• Exercise goal: Isolate every line in the records below with "Summary" in it.

• Data supplied:
## Begin
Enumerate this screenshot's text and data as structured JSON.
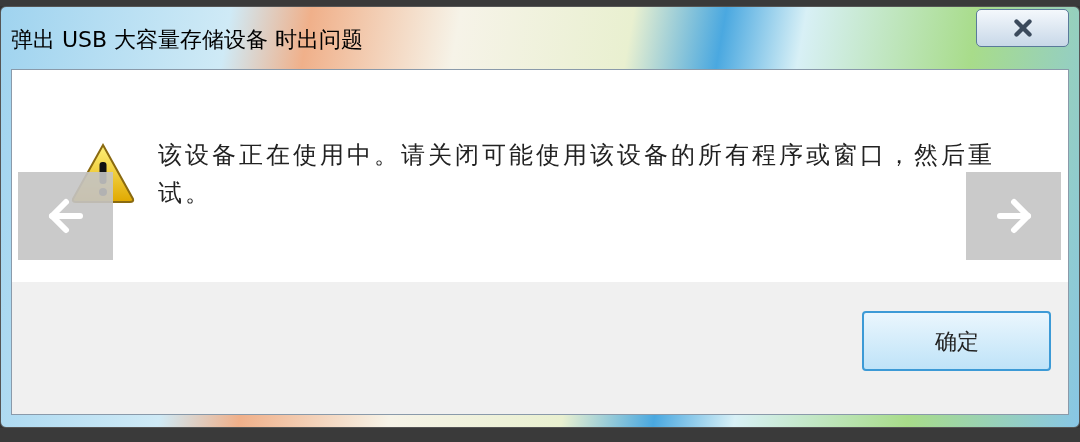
{
  "window": {
    "title": "弹出 USB 大容量存储设备 时出问题"
  },
  "message": "该设备正在使用中。请关闭可能使用该设备的所有程序或窗口，然后重试。",
  "buttons": [
    {
      "label": "确定",
      "default": true
    }
  ]
}
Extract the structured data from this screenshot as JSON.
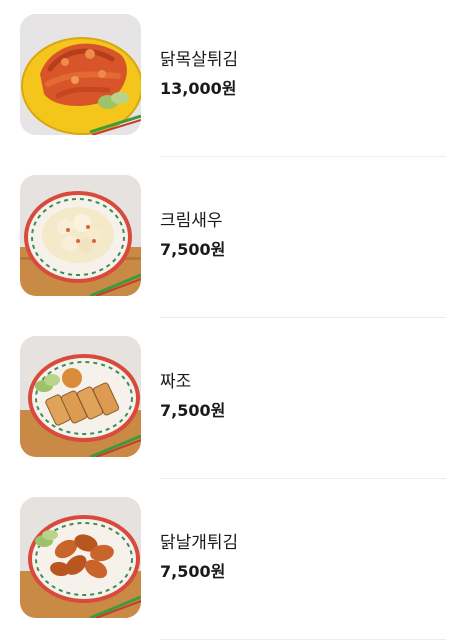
{
  "menu": {
    "items": [
      {
        "name": "닭목살튀김",
        "price": "13,000원",
        "photo": "fried-chicken-neck-photo"
      },
      {
        "name": "크림새우",
        "price": "7,500원",
        "photo": "cream-shrimp-photo"
      },
      {
        "name": "짜조",
        "price": "7,500원",
        "photo": "fried-spring-roll-photo"
      },
      {
        "name": "닭날개튀김",
        "price": "7,500원",
        "photo": "fried-chicken-wing-photo"
      }
    ]
  },
  "colors": {
    "text": "#1a1a1a",
    "divider": "#ececec",
    "thumb_background": "#e9e6e4",
    "plate_yellow": "#f3c21a",
    "wood": "#c98a45"
  }
}
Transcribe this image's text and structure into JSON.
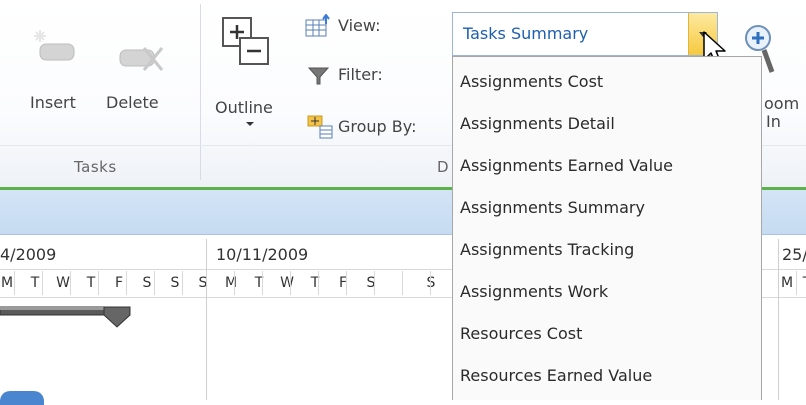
{
  "ribbon": {
    "tasks_group": {
      "insert_label": "Insert",
      "delete_label": "Delete",
      "group_label": "Tasks"
    },
    "outline_label": "Outline",
    "view_label": "View:",
    "filter_label": "Filter:",
    "group_by_label": "Group By:",
    "data_group_label": "D",
    "zoom_label_line1": "oom",
    "zoom_label_line2": "In",
    "view_value": "Tasks Summary"
  },
  "dropdown": {
    "items": [
      "Assignments Cost",
      "Assignments Detail",
      "Assignments Earned Value",
      "Assignments Summary",
      "Assignments Tracking",
      "Assignments Work",
      "Resources Cost",
      "Resources Earned Value"
    ]
  },
  "calendar": {
    "weeks": [
      "4/2009",
      "10/11/2009",
      "25/2"
    ],
    "week1_days": [
      "M",
      "T",
      "W",
      "T",
      "F",
      "S"
    ],
    "week2_days": [
      "S",
      "M",
      "T",
      "W",
      "T",
      "F",
      "S"
    ],
    "week3_days": [
      "M",
      "T"
    ]
  },
  "colors": {
    "accent_green": "#5db14a",
    "combo_highlight": "#f6c93e",
    "selected_text": "#1e5fae"
  }
}
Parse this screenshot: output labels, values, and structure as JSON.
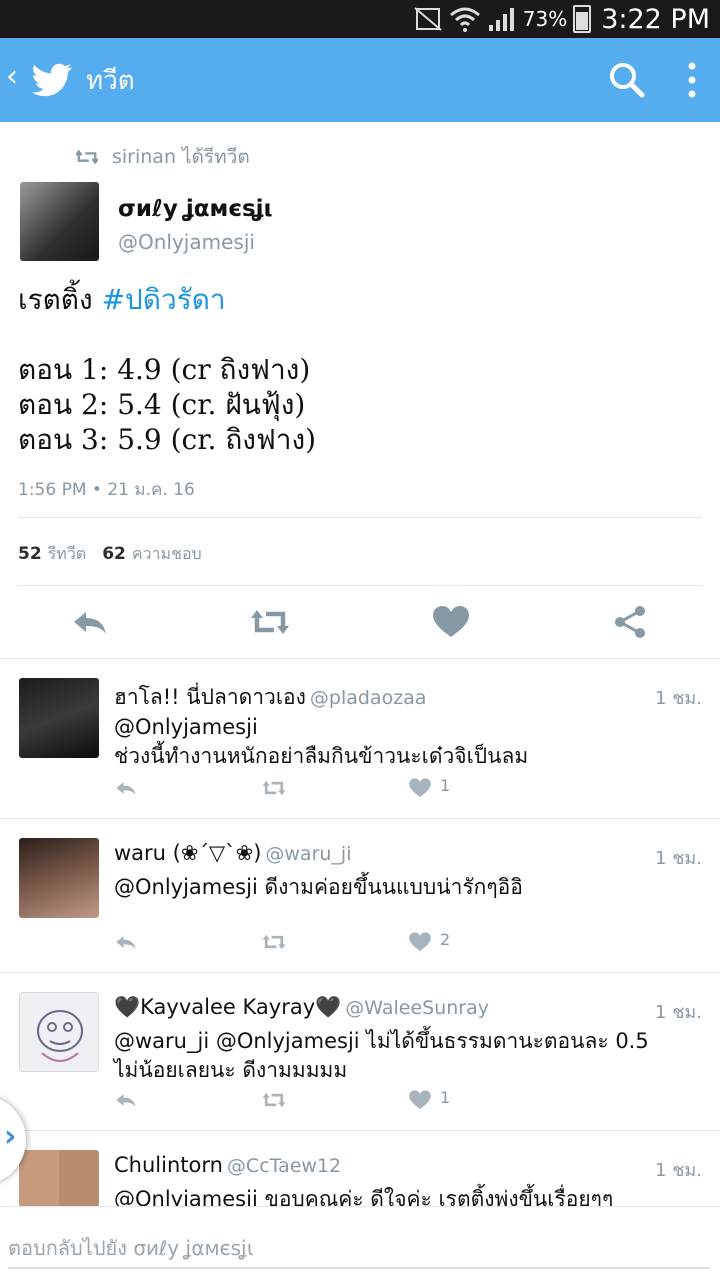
{
  "status_bar": {
    "battery": "73%",
    "time": "3:22 PM"
  },
  "app_bar": {
    "title": "ทวีต"
  },
  "main_tweet": {
    "retweeted_by": "sirinan ได้รีทวีต",
    "author_name": "σиℓу ʝαмєѕʝι",
    "author_handle": "@Onlyjamesji",
    "text_prefix": "เรตติ้ง ",
    "hashtag": "#ปดิวรัดา",
    "text_body": "\n\nตอน 1: 4.9 (cr ถิงฟาง)\nตอน 2: 5.4 (cr. ฝันฟุ้ง)\nตอน 3: 5.9 (cr. ถิงฟาง)",
    "timestamp": "1:56 PM • 21 ม.ค. 16",
    "retweets_count": "52",
    "retweets_label": "รีทวีต",
    "likes_count": "62",
    "likes_label": "ความชอบ"
  },
  "replies": [
    {
      "name": "ฮาโล!! นี่ปลาดาวเอง",
      "handle": "@pladaozaa",
      "time": "1 ชม.",
      "text": "@Onlyjamesji\nช่วงนี้ทำงานหนักอย่าลืมกินข้าวนะเด๋วจิเป็นลม",
      "likes": "1"
    },
    {
      "name": "waru (❀´▽`❀)",
      "handle": "@waru_ji",
      "time": "1 ชม.",
      "text": "@Onlyjamesji ดีงามค่อยขึ้นนแบบน่ารักๆอิอิ",
      "likes": "2"
    },
    {
      "name": "🖤Kayvalee Kayray🖤",
      "handle": "@WaleeSunray",
      "time": "1 ชม.",
      "text": "@waru_ji @Onlyjamesji ไม่ได้ขึ้นธรรมดานะตอนละ 0.5\nไม่น้อยเลยนะ ดีงามมมมม",
      "likes": "1"
    },
    {
      "name": "Chulintorn",
      "handle": "@CcTaew12",
      "time": "1 ชม.",
      "text": "@Onlyjamesji ขอบคุณค่ะ ดีใจค่ะ เรตติ้งพุ่งขึ้นเรื่อยๆๆ",
      "likes": ""
    }
  ],
  "compose": {
    "placeholder": "ตอบกลับไปยัง σиℓу ʝαмєѕʝι"
  },
  "colors": {
    "app_bar": "#55acee",
    "secondary_text": "#8899a6",
    "hashtag": "#1b95e0",
    "status_bar": "#1a1a1a"
  },
  "icons": [
    "back-icon",
    "twitter-bird-icon",
    "search-icon",
    "more-icon",
    "retweet-icon",
    "reply-icon",
    "heart-icon",
    "share-icon"
  ]
}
## End
• Answer below:
    "view_value": "Tasks Summary"
      "Assignments Summary",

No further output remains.